Given request:
Of the lines in the data below, count the ones holding the string "Direct", and answer with that number only.

Excerpted data:

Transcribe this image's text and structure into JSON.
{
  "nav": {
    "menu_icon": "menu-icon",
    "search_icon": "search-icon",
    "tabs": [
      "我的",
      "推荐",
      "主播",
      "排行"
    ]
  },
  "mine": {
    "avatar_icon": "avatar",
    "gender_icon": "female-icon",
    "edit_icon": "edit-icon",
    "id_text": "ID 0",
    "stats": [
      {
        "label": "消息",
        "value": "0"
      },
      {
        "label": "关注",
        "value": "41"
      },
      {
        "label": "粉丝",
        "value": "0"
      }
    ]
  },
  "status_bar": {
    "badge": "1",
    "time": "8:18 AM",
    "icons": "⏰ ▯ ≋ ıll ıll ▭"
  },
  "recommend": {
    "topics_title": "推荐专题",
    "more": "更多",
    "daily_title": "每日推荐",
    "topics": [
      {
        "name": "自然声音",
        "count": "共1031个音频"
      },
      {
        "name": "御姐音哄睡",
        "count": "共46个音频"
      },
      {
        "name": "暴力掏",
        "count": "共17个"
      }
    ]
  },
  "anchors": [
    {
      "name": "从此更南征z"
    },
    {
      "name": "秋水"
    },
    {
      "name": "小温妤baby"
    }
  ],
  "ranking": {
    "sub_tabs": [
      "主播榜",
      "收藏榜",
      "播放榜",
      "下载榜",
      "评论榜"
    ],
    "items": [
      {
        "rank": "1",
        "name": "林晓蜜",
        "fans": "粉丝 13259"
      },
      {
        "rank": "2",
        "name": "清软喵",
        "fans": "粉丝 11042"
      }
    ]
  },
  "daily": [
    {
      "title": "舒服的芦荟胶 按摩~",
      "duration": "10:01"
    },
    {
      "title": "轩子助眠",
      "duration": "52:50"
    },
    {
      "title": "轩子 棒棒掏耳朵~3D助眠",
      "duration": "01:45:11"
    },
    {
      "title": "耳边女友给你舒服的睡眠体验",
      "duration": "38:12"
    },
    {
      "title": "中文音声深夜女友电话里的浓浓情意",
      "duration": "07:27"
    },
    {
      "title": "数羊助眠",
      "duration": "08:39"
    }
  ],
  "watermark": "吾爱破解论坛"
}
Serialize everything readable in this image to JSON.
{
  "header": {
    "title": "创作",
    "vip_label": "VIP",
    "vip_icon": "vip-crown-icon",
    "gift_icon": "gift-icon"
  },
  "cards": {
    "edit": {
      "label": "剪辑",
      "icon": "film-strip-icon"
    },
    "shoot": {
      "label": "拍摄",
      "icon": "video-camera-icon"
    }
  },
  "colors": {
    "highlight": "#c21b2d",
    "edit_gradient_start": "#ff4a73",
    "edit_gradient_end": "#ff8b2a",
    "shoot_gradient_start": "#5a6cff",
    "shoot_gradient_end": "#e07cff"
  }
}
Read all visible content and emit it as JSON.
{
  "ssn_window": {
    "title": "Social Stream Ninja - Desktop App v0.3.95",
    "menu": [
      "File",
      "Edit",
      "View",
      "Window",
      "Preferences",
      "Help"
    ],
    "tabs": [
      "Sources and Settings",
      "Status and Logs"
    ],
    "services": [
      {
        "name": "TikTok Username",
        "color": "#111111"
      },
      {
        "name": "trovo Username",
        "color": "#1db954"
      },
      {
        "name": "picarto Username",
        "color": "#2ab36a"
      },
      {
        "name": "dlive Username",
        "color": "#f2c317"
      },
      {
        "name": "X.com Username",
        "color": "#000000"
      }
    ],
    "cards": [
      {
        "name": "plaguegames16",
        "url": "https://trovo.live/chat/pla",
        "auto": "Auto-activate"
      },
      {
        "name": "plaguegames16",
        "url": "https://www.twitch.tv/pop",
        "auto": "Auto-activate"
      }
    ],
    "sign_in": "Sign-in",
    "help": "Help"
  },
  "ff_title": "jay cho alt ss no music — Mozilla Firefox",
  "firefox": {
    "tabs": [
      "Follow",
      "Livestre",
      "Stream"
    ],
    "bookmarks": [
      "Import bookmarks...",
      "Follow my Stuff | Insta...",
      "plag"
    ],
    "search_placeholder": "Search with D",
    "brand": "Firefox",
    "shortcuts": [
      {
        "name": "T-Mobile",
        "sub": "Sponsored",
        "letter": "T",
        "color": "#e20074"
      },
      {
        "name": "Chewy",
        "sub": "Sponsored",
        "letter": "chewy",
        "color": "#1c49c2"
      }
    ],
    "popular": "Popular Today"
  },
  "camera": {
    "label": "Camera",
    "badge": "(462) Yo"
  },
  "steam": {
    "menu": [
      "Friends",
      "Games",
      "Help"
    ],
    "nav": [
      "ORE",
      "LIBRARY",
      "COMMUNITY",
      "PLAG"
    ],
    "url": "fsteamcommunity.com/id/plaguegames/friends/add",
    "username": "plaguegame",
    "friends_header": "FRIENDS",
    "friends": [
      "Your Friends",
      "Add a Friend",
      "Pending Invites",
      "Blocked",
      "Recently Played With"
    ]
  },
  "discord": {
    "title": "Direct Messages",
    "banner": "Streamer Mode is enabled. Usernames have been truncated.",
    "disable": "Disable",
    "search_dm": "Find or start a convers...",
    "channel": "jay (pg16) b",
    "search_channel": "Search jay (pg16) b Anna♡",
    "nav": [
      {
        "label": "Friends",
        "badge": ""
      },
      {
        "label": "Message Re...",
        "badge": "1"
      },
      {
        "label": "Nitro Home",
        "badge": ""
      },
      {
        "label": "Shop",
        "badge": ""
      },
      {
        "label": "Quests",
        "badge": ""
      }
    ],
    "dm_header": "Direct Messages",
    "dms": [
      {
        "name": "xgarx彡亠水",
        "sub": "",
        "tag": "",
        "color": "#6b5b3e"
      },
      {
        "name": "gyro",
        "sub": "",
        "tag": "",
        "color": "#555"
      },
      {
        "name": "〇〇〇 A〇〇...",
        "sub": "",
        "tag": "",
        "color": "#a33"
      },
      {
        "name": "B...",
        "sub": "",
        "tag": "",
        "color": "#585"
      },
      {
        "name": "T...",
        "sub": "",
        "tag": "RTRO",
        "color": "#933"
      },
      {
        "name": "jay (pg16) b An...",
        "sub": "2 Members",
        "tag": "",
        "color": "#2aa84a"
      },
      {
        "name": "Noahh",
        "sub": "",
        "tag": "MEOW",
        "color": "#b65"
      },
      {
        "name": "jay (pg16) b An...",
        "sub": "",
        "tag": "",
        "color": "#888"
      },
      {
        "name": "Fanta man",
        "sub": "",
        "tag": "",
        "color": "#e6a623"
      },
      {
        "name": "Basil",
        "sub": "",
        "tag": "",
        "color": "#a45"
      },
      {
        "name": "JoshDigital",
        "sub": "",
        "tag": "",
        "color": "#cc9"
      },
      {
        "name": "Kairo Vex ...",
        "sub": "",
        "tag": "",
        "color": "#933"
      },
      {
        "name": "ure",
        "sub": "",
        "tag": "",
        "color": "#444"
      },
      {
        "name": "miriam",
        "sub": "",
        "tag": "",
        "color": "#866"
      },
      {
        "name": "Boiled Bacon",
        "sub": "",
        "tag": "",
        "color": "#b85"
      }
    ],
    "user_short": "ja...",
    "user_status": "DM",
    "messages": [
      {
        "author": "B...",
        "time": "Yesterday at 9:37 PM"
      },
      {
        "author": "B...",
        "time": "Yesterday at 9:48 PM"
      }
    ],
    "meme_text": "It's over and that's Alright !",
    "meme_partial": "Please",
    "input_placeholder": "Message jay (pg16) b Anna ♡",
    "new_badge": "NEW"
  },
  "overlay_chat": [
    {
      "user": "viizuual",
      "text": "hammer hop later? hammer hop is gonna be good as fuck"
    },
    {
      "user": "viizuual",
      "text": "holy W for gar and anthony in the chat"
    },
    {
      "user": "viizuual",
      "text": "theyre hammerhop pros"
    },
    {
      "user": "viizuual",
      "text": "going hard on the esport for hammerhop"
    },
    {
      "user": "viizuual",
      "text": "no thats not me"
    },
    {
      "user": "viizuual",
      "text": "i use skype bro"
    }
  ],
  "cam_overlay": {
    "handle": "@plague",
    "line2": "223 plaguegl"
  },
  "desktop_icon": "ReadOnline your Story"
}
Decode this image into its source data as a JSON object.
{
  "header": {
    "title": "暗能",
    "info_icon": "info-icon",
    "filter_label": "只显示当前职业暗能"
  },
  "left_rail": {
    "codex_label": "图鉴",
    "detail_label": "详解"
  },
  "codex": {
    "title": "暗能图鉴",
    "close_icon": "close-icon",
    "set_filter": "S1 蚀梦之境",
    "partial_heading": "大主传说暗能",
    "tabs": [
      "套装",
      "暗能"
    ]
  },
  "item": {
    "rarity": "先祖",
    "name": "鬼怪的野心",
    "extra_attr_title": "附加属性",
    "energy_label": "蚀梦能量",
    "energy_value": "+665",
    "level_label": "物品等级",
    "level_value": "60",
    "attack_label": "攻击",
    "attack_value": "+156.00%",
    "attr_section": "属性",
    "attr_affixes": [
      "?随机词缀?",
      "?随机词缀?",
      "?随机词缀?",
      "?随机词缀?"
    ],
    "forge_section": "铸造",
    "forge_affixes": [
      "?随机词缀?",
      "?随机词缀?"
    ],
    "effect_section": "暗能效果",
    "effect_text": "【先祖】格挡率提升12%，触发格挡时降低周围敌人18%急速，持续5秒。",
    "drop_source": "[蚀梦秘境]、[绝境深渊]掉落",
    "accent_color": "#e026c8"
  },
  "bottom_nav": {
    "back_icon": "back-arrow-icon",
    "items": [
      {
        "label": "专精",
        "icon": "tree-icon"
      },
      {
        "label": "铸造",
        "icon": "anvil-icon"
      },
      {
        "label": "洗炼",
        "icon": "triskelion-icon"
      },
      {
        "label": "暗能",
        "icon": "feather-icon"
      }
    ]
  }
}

Solution to this problem:
2